● PROBLEM TO SOLVE
Would you return all of this data exactly, leaving nothing out?

● EXERCISE INPUT
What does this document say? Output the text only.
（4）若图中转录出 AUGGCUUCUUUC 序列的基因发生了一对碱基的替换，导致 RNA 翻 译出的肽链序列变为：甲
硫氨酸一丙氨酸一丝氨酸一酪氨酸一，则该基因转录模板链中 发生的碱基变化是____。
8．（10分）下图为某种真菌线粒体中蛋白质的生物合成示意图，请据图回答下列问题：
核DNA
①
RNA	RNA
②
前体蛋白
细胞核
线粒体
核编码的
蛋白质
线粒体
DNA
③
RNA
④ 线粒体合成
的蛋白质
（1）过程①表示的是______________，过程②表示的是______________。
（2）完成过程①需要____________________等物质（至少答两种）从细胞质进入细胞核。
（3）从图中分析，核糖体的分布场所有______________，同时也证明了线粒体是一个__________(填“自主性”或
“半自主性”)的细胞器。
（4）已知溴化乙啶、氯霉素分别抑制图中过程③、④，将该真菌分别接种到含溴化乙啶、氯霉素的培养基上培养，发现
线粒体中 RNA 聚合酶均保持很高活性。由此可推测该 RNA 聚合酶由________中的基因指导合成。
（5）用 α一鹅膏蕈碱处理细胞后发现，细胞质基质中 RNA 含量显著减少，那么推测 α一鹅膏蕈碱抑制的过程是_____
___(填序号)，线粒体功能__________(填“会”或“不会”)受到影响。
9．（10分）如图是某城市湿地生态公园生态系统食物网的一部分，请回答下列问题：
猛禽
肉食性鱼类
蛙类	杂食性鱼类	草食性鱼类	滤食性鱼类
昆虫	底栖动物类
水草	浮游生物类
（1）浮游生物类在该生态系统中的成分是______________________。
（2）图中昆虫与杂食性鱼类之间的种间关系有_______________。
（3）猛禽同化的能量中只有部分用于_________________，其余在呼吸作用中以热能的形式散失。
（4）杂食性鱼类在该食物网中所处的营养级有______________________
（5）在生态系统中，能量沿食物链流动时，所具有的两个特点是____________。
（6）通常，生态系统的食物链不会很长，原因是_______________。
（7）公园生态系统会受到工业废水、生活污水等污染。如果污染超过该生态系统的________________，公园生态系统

● COMPLETE RESPONSE
What does this document say? Output the text only.
（4）若图中转录出 AUGGCUUCUUUC 序列的基因发生了一对碱基的替换，导致 RNA 翻 译出的肽链序列变为：甲
硫氨酸一丙氨酸一丝氨酸一酪氨酸一，则该基因转录模板链中 发生的碱基变化是____。
8．（10分）下图为某种真菌线粒体中蛋白质的生物合成示意图，请据图回答下列问题：
核DNA
①
RNA	RNA
②
前体蛋白
细胞核
线粒体
核编码的
蛋白质
线粒体
DNA
③
RNA
④ 线粒体合成
的蛋白质
（1）过程①表示的是______________，过程②表示的是______________。
（2）完成过程①需要____________________等物质（至少答两种）从细胞质进入细胞核。
（3）从图中分析，核糖体的分布场所有______________，同时也证明了线粒体是一个__________(填“自主性”或
“半自主性”)的细胞器。
（4）已知溴化乙啶、氯霉素分别抑制图中过程③、④，将该真菌分别接种到含溴化乙啶、氯霉素的培养基上培养，发现
线粒体中 RNA 聚合酶均保持很高活性。由此可推测该 RNA 聚合酶由________中的基因指导合成。
（5）用 α一鹅膏蕈碱处理细胞后发现，细胞质基质中 RNA 含量显著减少，那么推测 α一鹅膏蕈碱抑制的过程是_____
___(填序号)，线粒体功能__________(填“会”或“不会”)受到影响。
9．（10分）如图是某城市湿地生态公园生态系统食物网的一部分，请回答下列问题：
猛禽
肉食性鱼类
蛙类	杂食性鱼类	草食性鱼类	滤食性鱼类
昆虫	底栖动物类
水草	浮游生物类
（1）浮游生物类在该生态系统中的成分是______________________。
（2）图中昆虫与杂食性鱼类之间的种间关系有_______________。
（3）猛禽同化的能量中只有部分用于_________________，其余在呼吸作用中以热能的形式散失。
（4）杂食性鱼类在该食物网中所处的营养级有______________________
（5）在生态系统中，能量沿食物链流动时，所具有的两个特点是____________。
（6）通常，生态系统的食物链不会很长，原因是_______________。
（7）公园生态系统会受到工业废水、生活污水等污染。如果污染超过该生态系统的________________，公园生态系统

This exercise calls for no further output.